==== INPUT FOR THIS TASK ====

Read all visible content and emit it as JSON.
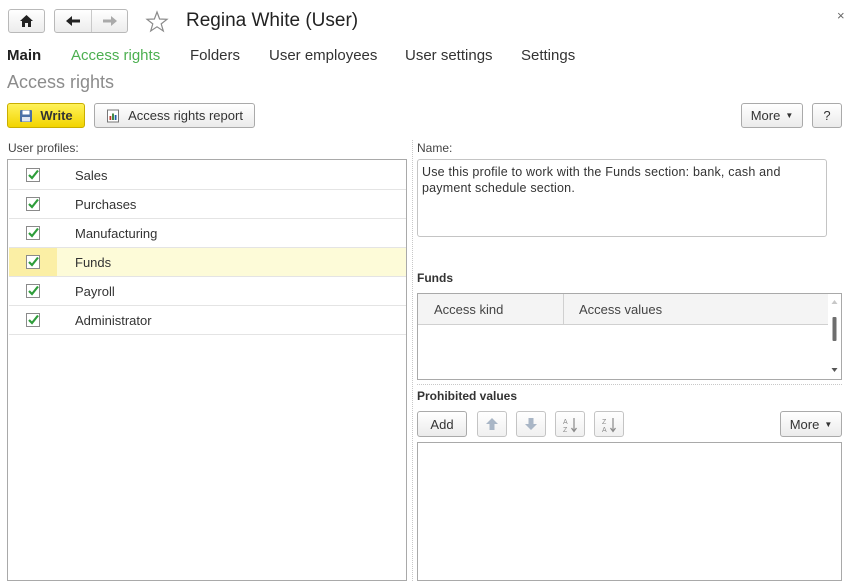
{
  "window": {
    "title": "Regina White (User)",
    "close_glyph": "×"
  },
  "nav": {
    "home_icon": "home-icon",
    "back_icon": "arrow-left-icon",
    "forward_icon": "arrow-right-icon",
    "favorite_icon": "star-icon"
  },
  "tabs": [
    {
      "label": "Main"
    },
    {
      "label": "Access rights"
    },
    {
      "label": "Folders"
    },
    {
      "label": "User employees"
    },
    {
      "label": "User settings"
    },
    {
      "label": "Settings"
    }
  ],
  "page": {
    "section_title": "Access rights"
  },
  "toolbar": {
    "write_label": "Write",
    "report_label": "Access rights report",
    "more_label": "More",
    "help_label": "?"
  },
  "profiles": {
    "label": "User profiles:",
    "items": [
      {
        "label": "Sales",
        "checked": true
      },
      {
        "label": "Purchases",
        "checked": true
      },
      {
        "label": "Manufacturing",
        "checked": true
      },
      {
        "label": "Funds",
        "checked": true,
        "selected": true
      },
      {
        "label": "Payroll",
        "checked": true
      },
      {
        "label": "Administrator",
        "checked": true
      }
    ]
  },
  "details": {
    "name_label": "Name:",
    "name_value": "Use this profile to work with the Funds section: bank, cash and payment schedule  section.",
    "group_title": "Funds",
    "columns": [
      "Access kind",
      "Access values"
    ]
  },
  "prohibited": {
    "title": "Prohibited values",
    "add_label": "Add",
    "more_label": "More"
  },
  "colors": {
    "accent_tab": "#4caf50",
    "write_button": "#f2d400",
    "selected_row": "#fdfbd8",
    "checkmark": "#2e9d3a"
  }
}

====

WHAT THE TASK ASKS:
In the copy, include no pictures; restate the listing above exactly.

ANSWER TO THE EXERCISE:
Read all visible content and emit it as JSON.
{
  "window": {
    "title": "Regina White (User)",
    "close_glyph": "×"
  },
  "nav": {
    "home_icon": "home-icon",
    "back_icon": "arrow-left-icon",
    "forward_icon": "arrow-right-icon",
    "favorite_icon": "star-icon"
  },
  "tabs": [
    {
      "label": "Main"
    },
    {
      "label": "Access rights"
    },
    {
      "label": "Folders"
    },
    {
      "label": "User employees"
    },
    {
      "label": "User settings"
    },
    {
      "label": "Settings"
    }
  ],
  "page": {
    "section_title": "Access rights"
  },
  "toolbar": {
    "write_label": "Write",
    "report_label": "Access rights report",
    "more_label": "More",
    "help_label": "?"
  },
  "profiles": {
    "label": "User profiles:",
    "items": [
      {
        "label": "Sales",
        "checked": true
      },
      {
        "label": "Purchases",
        "checked": true
      },
      {
        "label": "Manufacturing",
        "checked": true
      },
      {
        "label": "Funds",
        "checked": true,
        "selected": true
      },
      {
        "label": "Payroll",
        "checked": true
      },
      {
        "label": "Administrator",
        "checked": true
      }
    ]
  },
  "details": {
    "name_label": "Name:",
    "name_value": "Use this profile to work with the Funds section: bank, cash and payment schedule  section.",
    "group_title": "Funds",
    "columns": [
      "Access kind",
      "Access values"
    ]
  },
  "prohibited": {
    "title": "Prohibited values",
    "add_label": "Add",
    "more_label": "More"
  },
  "colors": {
    "accent_tab": "#4caf50",
    "write_button": "#f2d400",
    "selected_row": "#fdfbd8",
    "checkmark": "#2e9d3a"
  }
}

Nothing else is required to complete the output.